* Short task *
Look through the data below and return each line where "Library" appears.

===== Material provided

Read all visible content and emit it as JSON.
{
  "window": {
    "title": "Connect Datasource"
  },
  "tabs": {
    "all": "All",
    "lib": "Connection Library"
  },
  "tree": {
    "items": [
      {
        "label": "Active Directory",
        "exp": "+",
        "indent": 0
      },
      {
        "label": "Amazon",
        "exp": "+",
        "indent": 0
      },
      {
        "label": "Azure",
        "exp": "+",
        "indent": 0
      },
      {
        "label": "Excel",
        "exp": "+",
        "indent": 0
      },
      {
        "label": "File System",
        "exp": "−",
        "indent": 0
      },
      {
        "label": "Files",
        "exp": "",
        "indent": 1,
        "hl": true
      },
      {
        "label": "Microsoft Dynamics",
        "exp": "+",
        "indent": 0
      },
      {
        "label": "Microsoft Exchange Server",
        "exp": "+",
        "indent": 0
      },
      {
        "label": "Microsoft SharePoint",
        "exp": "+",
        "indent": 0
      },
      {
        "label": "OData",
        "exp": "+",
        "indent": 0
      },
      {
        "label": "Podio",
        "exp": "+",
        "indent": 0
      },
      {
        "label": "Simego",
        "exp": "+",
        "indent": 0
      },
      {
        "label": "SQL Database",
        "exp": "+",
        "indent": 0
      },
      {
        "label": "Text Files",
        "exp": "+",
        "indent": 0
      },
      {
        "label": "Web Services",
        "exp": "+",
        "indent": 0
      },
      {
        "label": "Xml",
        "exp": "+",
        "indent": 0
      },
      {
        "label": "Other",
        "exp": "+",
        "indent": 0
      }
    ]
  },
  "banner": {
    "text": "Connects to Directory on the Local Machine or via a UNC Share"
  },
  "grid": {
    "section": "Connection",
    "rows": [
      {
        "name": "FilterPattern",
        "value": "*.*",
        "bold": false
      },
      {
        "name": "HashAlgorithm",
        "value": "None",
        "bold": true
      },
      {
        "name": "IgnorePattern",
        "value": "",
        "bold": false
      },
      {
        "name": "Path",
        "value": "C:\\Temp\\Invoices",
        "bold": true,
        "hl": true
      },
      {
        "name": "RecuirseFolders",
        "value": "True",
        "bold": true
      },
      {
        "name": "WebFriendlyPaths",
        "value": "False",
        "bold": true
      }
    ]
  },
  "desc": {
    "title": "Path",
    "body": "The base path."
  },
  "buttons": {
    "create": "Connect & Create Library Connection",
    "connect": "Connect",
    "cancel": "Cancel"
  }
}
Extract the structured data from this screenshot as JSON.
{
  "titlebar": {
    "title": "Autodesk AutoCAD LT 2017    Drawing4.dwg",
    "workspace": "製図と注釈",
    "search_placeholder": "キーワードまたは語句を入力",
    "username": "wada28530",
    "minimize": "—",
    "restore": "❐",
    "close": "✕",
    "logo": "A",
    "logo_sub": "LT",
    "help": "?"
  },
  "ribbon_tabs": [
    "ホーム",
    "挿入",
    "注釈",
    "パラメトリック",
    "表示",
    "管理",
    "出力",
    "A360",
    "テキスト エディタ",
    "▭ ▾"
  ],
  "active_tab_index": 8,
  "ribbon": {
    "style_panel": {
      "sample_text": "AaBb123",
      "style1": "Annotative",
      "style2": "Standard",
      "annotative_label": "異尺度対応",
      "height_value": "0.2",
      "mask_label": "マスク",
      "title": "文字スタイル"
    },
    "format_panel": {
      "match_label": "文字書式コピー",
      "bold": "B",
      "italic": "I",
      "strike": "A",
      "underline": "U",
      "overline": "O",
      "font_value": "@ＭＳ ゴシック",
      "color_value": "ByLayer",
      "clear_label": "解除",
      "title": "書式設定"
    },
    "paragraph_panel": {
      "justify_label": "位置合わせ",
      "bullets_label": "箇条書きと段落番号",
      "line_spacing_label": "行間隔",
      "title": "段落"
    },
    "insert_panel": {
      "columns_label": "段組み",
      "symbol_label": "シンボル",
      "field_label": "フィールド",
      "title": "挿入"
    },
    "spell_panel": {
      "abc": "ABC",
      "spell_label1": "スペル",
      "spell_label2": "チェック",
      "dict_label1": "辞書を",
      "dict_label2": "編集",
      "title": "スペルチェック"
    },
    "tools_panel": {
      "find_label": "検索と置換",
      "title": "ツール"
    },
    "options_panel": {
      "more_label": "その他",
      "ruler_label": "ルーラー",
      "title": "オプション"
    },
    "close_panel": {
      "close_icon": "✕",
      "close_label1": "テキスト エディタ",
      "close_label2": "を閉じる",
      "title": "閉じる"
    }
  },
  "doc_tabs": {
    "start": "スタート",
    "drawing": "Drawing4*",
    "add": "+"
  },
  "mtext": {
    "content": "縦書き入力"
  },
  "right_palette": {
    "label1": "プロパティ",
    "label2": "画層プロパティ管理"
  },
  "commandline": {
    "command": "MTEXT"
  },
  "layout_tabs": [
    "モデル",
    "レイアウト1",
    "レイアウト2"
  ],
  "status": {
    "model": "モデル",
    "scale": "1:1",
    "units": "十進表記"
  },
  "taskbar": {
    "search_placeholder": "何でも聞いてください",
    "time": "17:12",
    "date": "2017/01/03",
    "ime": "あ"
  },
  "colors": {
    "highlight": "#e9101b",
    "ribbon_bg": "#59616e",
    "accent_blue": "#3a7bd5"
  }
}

==========

* Problem solution *
    "lib": "Connection Library"
    "create": "Connect & Create Library Connection",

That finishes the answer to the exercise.